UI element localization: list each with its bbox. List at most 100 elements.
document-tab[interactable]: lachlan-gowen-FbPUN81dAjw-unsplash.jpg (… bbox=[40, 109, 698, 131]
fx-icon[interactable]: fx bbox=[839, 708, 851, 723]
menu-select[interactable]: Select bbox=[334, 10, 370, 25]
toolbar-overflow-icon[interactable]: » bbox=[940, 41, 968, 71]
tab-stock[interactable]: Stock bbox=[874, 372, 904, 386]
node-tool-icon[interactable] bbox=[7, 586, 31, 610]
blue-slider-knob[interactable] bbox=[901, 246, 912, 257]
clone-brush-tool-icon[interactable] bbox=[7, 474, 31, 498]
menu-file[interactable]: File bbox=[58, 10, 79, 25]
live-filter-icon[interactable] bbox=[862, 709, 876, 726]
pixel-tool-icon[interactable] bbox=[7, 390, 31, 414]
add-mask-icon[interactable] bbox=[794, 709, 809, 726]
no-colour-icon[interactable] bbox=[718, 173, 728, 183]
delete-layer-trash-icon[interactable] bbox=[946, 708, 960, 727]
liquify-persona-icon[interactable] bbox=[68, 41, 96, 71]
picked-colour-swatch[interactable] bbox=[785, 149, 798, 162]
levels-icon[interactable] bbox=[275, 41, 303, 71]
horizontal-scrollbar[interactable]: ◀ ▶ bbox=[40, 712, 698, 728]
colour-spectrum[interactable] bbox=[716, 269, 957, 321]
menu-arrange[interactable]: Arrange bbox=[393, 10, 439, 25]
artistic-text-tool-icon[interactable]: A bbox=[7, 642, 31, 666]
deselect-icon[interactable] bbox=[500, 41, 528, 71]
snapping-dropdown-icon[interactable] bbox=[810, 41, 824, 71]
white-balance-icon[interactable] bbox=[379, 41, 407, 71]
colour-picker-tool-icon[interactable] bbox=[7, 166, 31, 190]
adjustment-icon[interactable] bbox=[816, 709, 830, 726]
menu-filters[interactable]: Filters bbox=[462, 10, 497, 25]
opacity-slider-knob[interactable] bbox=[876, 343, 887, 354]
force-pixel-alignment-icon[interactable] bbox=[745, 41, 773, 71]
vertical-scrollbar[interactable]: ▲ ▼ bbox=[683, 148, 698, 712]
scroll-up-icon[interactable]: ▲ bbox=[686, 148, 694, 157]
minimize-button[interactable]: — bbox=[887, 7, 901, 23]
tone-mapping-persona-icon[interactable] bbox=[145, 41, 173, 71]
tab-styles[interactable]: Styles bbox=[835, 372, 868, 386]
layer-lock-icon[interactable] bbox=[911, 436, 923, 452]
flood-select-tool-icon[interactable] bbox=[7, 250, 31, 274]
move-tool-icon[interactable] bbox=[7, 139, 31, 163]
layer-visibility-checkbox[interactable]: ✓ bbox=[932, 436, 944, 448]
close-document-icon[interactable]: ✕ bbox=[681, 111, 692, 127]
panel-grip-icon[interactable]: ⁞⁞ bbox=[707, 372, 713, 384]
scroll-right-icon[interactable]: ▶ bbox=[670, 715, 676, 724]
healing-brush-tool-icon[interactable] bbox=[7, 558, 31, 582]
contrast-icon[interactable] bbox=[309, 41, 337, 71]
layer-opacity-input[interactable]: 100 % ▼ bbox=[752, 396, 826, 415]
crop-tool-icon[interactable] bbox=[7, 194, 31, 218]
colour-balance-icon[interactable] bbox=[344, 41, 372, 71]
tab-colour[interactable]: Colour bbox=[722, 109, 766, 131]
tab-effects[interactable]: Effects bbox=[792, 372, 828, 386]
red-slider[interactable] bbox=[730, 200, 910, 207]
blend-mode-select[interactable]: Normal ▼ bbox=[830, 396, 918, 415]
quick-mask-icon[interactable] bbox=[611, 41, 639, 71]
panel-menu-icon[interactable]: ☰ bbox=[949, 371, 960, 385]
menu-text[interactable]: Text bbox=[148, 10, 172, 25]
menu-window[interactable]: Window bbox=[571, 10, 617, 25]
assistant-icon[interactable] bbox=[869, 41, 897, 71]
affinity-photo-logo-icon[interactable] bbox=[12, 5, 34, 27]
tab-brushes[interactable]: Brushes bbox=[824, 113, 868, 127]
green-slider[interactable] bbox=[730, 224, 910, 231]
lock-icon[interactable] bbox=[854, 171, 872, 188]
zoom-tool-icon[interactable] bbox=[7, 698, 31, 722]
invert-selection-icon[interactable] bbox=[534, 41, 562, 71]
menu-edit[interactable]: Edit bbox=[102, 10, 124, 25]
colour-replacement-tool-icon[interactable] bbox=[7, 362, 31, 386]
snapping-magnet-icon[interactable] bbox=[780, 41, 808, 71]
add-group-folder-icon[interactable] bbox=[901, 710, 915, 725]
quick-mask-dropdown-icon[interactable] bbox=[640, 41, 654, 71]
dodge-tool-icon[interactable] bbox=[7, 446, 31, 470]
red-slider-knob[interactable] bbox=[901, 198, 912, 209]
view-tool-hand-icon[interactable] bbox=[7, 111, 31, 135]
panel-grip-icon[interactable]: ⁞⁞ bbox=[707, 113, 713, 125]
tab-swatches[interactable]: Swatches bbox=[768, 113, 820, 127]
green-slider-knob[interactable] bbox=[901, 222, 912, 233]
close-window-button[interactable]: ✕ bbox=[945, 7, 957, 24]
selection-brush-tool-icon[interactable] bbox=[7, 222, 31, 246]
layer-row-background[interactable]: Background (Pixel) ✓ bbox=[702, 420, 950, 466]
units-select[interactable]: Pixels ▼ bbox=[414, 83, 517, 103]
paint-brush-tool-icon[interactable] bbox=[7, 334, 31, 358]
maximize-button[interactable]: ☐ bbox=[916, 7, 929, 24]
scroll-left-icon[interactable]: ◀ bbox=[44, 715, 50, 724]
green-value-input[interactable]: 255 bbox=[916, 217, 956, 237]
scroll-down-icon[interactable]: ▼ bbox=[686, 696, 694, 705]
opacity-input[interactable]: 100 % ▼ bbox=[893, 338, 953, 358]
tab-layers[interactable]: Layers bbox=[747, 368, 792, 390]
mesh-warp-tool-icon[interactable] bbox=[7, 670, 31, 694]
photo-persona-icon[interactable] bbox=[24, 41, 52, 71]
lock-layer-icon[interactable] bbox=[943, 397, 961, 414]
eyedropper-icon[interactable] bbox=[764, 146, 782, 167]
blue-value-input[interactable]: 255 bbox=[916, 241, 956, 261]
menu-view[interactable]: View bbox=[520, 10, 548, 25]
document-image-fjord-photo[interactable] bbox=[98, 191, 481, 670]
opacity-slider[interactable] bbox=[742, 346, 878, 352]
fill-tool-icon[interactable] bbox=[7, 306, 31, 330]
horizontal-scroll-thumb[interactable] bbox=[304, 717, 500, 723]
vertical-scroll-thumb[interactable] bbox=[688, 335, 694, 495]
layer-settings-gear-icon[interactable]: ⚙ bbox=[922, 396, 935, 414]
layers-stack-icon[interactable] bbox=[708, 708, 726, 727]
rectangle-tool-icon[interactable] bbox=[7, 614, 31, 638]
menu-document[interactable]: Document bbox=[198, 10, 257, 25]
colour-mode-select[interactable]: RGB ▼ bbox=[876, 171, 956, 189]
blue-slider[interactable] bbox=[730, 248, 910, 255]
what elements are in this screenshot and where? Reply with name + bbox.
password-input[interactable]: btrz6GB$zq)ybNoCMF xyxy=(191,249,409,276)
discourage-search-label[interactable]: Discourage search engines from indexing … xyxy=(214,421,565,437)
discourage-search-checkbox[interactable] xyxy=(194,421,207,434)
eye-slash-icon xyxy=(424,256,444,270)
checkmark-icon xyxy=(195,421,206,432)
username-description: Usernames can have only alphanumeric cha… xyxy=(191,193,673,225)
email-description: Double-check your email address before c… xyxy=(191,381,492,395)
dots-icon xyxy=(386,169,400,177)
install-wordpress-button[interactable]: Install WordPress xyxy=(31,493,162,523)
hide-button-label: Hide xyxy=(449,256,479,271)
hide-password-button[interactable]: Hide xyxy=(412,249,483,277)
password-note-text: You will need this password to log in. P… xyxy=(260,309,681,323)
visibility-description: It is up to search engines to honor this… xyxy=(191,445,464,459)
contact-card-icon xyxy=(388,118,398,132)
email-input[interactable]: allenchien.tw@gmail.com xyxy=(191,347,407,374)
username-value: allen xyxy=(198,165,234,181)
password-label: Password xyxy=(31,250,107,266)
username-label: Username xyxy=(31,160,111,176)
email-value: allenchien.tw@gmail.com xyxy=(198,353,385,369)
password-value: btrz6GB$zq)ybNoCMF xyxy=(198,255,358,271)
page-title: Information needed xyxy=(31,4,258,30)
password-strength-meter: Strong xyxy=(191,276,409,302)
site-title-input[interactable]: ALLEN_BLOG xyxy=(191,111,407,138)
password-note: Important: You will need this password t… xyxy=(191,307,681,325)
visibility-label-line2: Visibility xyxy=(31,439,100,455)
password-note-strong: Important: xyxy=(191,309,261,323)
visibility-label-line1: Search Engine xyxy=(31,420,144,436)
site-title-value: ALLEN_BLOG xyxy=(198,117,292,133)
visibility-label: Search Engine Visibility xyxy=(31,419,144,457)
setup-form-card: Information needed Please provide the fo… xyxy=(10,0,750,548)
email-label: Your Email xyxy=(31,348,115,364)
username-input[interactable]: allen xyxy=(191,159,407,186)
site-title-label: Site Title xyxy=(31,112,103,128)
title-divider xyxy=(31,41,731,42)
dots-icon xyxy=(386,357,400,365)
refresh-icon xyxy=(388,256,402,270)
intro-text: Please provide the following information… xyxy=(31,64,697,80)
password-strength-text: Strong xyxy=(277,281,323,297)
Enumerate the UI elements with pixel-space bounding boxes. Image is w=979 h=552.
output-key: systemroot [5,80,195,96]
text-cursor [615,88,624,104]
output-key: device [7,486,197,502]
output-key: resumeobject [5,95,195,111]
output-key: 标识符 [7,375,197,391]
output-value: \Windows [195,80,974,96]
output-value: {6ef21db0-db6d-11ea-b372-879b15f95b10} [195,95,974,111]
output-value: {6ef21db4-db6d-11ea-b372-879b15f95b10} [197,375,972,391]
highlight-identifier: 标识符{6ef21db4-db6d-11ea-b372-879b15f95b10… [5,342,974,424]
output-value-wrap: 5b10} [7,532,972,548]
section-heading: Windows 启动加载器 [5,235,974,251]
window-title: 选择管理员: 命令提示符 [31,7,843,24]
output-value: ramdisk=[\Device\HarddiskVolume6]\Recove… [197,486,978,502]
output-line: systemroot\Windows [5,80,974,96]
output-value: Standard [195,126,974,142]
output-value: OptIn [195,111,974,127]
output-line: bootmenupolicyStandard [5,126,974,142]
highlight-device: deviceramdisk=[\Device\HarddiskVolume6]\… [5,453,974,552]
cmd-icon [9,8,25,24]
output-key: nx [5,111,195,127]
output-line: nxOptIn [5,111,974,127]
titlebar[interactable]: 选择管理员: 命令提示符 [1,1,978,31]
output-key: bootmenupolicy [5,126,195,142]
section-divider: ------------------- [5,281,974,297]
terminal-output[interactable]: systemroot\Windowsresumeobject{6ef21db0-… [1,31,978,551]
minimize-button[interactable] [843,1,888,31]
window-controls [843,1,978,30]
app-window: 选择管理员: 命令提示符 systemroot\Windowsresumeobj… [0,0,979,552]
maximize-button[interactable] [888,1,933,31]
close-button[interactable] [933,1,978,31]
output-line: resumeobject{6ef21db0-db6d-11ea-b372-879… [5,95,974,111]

○ ○ ○

**Exercise prompt**: Copy the material character for character, from its first line through the line that holds "fx-icon[interactable]: fx bbox=[839, 708, 851, 723]", including both of those lines.

**Final result**:
UI element localization: list each with its bbox. List at most 100 elements.
document-tab[interactable]: lachlan-gowen-FbPUN81dAjw-unsplash.jpg (… bbox=[40, 109, 698, 131]
fx-icon[interactable]: fx bbox=[839, 708, 851, 723]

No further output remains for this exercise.